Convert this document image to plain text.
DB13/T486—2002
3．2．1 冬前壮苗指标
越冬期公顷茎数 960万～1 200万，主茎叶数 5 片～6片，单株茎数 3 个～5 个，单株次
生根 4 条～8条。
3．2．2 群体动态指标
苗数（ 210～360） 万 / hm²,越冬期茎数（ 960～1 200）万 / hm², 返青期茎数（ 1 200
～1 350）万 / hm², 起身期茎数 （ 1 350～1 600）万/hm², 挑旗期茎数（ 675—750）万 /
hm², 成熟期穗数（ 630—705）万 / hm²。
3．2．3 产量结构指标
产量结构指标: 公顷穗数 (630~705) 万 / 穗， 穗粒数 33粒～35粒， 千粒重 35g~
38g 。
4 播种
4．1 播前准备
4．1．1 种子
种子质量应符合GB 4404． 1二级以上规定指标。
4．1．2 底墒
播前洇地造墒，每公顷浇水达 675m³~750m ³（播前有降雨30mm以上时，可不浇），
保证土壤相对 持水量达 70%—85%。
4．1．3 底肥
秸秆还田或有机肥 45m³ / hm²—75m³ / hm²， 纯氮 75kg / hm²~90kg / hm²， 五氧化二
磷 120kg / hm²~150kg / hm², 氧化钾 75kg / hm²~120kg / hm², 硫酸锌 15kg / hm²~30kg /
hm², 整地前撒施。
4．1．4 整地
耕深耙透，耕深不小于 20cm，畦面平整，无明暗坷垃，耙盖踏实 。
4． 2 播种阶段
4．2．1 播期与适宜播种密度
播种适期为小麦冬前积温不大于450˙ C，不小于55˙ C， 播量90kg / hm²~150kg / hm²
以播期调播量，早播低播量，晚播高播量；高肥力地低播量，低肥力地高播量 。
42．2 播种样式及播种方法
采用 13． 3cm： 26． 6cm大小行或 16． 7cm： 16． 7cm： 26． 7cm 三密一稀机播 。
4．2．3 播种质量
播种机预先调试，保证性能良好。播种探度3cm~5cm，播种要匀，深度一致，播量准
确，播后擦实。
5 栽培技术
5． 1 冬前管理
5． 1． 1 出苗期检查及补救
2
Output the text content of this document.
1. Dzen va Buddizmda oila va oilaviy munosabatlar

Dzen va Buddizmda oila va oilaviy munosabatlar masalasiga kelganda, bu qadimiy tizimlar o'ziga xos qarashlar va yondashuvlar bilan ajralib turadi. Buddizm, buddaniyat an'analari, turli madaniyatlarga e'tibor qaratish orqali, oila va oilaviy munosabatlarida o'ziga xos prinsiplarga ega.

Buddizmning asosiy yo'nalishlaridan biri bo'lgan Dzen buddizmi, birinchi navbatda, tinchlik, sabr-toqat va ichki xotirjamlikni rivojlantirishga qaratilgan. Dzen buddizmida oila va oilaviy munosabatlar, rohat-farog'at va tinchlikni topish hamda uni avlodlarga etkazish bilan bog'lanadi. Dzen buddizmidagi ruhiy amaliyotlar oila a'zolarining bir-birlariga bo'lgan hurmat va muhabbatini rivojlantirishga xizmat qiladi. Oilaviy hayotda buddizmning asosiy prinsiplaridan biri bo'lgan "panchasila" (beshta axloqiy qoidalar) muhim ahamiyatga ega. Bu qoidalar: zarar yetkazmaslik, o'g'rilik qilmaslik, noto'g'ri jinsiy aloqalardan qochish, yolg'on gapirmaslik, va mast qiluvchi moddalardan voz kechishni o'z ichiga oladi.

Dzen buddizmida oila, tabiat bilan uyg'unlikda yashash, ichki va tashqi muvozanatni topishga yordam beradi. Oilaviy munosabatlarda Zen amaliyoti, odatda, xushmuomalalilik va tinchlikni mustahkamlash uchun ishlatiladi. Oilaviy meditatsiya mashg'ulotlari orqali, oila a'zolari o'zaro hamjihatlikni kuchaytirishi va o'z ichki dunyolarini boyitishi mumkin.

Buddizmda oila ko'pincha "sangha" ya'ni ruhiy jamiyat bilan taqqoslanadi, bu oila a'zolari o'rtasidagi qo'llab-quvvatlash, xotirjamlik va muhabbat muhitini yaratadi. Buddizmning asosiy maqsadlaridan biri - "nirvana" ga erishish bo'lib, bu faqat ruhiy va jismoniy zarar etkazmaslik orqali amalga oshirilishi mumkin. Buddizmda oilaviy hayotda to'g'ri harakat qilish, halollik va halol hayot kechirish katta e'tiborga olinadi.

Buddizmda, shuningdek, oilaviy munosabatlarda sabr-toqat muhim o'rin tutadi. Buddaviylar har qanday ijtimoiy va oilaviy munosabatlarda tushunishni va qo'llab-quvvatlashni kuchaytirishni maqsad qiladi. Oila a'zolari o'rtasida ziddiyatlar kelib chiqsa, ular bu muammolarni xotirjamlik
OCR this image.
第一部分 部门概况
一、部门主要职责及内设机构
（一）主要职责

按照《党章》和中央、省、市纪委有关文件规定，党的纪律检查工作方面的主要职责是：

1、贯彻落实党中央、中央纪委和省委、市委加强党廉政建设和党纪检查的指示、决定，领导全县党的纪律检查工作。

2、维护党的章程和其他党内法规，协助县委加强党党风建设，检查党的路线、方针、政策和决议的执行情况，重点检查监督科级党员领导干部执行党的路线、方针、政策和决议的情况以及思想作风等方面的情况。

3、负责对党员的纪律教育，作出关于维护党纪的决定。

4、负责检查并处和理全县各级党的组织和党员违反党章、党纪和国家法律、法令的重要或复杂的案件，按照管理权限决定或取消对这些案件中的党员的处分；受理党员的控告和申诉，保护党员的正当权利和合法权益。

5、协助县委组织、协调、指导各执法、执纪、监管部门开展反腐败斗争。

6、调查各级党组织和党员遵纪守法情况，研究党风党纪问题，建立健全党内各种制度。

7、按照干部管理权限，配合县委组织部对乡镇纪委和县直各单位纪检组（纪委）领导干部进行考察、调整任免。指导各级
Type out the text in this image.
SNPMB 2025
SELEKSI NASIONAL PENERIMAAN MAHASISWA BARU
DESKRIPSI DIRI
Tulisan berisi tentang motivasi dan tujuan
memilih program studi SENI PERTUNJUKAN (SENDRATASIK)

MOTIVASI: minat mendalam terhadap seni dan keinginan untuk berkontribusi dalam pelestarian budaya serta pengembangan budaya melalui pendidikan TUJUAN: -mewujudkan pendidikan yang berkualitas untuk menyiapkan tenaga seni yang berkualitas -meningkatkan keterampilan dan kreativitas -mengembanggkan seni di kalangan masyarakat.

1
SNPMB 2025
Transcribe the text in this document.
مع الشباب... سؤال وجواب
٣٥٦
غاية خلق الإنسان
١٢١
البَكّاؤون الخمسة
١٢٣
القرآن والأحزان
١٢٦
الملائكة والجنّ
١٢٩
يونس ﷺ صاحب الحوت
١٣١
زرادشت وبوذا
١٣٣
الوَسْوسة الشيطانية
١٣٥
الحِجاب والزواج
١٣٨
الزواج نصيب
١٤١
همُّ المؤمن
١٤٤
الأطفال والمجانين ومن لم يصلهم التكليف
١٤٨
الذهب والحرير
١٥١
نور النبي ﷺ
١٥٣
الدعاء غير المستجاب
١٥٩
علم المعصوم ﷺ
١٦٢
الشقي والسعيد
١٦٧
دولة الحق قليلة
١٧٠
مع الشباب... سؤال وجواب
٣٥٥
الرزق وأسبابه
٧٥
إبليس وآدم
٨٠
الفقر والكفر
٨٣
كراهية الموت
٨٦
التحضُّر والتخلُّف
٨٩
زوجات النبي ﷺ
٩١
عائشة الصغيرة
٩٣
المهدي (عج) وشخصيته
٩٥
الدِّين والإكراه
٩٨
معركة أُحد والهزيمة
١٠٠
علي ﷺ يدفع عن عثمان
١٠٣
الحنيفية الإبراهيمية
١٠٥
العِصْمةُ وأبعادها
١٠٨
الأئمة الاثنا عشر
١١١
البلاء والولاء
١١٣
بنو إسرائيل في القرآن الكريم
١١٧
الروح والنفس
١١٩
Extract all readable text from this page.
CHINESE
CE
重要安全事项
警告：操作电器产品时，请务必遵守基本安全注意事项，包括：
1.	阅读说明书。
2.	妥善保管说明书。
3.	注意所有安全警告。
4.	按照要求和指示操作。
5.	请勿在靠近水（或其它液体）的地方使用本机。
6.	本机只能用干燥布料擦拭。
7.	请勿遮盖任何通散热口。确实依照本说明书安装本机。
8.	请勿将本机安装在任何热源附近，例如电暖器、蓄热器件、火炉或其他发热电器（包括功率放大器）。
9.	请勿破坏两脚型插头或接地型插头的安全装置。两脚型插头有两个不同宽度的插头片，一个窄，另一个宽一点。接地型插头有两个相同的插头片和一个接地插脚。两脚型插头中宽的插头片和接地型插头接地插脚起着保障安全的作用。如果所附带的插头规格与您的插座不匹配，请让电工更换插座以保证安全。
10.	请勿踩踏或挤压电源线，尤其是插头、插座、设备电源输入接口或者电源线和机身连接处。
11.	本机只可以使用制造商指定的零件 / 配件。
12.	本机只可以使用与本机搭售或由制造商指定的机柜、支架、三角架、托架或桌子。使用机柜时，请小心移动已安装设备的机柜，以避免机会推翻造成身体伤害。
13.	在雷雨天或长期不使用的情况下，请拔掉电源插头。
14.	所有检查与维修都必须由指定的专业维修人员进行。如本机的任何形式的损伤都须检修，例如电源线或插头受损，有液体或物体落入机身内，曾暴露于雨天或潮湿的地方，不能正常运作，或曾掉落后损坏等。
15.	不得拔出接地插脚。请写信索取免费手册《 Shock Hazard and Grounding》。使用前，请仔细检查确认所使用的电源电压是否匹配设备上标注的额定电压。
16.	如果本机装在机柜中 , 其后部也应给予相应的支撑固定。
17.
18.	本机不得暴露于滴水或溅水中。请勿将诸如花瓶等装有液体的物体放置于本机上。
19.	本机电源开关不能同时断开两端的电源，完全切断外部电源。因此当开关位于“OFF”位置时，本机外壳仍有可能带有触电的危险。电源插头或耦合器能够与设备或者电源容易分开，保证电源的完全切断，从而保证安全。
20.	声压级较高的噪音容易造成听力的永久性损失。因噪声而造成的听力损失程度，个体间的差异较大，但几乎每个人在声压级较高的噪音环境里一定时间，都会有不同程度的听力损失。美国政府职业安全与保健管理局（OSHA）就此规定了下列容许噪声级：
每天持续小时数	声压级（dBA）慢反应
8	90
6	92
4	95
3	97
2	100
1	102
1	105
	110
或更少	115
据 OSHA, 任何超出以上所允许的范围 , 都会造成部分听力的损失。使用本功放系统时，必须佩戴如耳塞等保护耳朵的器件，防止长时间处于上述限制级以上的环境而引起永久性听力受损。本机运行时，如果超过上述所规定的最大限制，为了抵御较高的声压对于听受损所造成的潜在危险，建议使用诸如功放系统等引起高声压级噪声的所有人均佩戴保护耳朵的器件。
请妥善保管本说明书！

=== What is needed ===
Check each line above for the word "muhim", and copy the lines where it appears.

=== The solution ===
Buddizmning asosiy yo'nalishlaridan biri bo'lgan Dzen buddizmi, birinchi navbatda, tinchlik, sabr-toqat va ichki xotirjamlikni rivojlantirishga qaratilgan. Dzen buddizmida oila va oilaviy munosabatlar, rohat-farog'at va tinchlikni topish hamda uni avlodlarga etkazish bilan bog'lanadi. Dzen buddizmidagi ruhiy amaliyotlar oila a'zolarining bir-birlariga bo'lgan hurmat va muhabbatini rivojlantirishga xizmat qiladi. Oilaviy hayotda buddizmning asosiy prinsiplaridan biri bo'lgan "panchasila" (beshta axloqiy qoidalar) muhim ahamiyatga ega. Bu qoidalar: zarar yetkazmaslik, o'g'rilik qilmaslik, noto'g'ri jinsiy aloqalardan qochish, yolg'on gapirmaslik, va mast qiluvchi moddalardan voz kechishni o'z ichiga oladi.
Buddizmda, shuningdek, oilaviy munosabatlarda sabr-toqat muhim o'rin tutadi. Buddaviylar har qanday ijtimoiy va oilaviy munosabatlarda tushunishni va qo'llab-quvvatlashni kuchaytirishni maqsad qiladi. Oila a'zolari o'rtasida ziddiyatlar kelib chiqsa, ular bu muammolarni xotirjamlik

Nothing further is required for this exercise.